Request>
Transcribe each entry below exactly. Pictures do not go in the copy.

## Start Material shown

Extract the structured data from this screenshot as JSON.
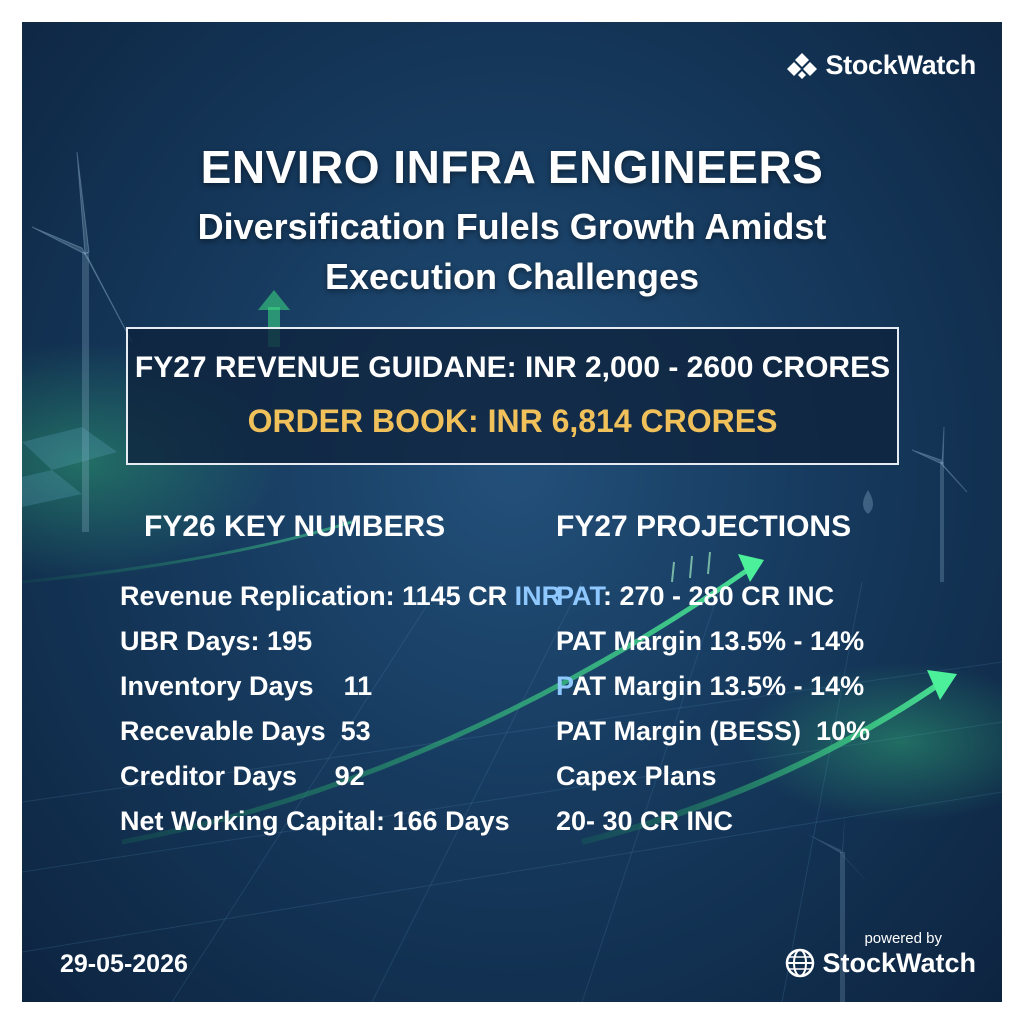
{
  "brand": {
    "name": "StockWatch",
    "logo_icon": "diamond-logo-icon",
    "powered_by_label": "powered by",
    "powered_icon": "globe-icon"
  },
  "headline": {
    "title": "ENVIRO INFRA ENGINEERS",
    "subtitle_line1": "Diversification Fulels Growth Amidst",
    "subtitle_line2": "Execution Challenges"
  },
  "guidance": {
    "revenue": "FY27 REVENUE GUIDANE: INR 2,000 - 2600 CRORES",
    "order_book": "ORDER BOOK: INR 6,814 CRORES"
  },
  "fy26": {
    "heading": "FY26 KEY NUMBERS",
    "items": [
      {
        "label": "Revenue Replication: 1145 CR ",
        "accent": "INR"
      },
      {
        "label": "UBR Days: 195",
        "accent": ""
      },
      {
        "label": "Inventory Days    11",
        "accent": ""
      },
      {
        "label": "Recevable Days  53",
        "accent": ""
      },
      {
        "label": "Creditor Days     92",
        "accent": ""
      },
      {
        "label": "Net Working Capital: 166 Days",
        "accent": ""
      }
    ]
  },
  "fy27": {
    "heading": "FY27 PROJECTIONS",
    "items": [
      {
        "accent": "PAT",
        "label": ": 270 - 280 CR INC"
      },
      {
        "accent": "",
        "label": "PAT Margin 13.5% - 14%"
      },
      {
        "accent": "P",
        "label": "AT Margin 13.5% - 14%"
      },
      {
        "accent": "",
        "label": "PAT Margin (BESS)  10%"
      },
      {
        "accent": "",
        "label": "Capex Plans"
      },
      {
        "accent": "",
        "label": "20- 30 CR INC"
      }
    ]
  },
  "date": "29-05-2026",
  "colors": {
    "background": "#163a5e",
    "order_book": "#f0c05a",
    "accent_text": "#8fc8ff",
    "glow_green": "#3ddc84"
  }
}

## End Material shown

Full response>
Extract the structured data from this screenshot as JSON.
{
  "brand": {
    "name": "StockWatch",
    "logo_icon": "diamond-logo-icon",
    "powered_by_label": "powered by",
    "powered_icon": "globe-icon"
  },
  "headline": {
    "title": "ENVIRO INFRA ENGINEERS",
    "subtitle_line1": "Diversification Fulels Growth Amidst",
    "subtitle_line2": "Execution Challenges"
  },
  "guidance": {
    "revenue": "FY27 REVENUE GUIDANE: INR 2,000 - 2600 CRORES",
    "order_book": "ORDER BOOK: INR 6,814 CRORES"
  },
  "fy26": {
    "heading": "FY26 KEY NUMBERS",
    "items": [
      {
        "label": "Revenue Replication: 1145 CR ",
        "accent": "INR"
      },
      {
        "label": "UBR Days: 195",
        "accent": ""
      },
      {
        "label": "Inventory Days    11",
        "accent": ""
      },
      {
        "label": "Recevable Days  53",
        "accent": ""
      },
      {
        "label": "Creditor Days     92",
        "accent": ""
      },
      {
        "label": "Net Working Capital: 166 Days",
        "accent": ""
      }
    ]
  },
  "fy27": {
    "heading": "FY27 PROJECTIONS",
    "items": [
      {
        "accent": "PAT",
        "label": ": 270 - 280 CR INC"
      },
      {
        "accent": "",
        "label": "PAT Margin 13.5% - 14%"
      },
      {
        "accent": "P",
        "label": "AT Margin 13.5% - 14%"
      },
      {
        "accent": "",
        "label": "PAT Margin (BESS)  10%"
      },
      {
        "accent": "",
        "label": "Capex Plans"
      },
      {
        "accent": "",
        "label": "20- 30 CR INC"
      }
    ]
  },
  "date": "29-05-2026",
  "colors": {
    "background": "#163a5e",
    "order_book": "#f0c05a",
    "accent_text": "#8fc8ff",
    "glow_green": "#3ddc84"
  }
}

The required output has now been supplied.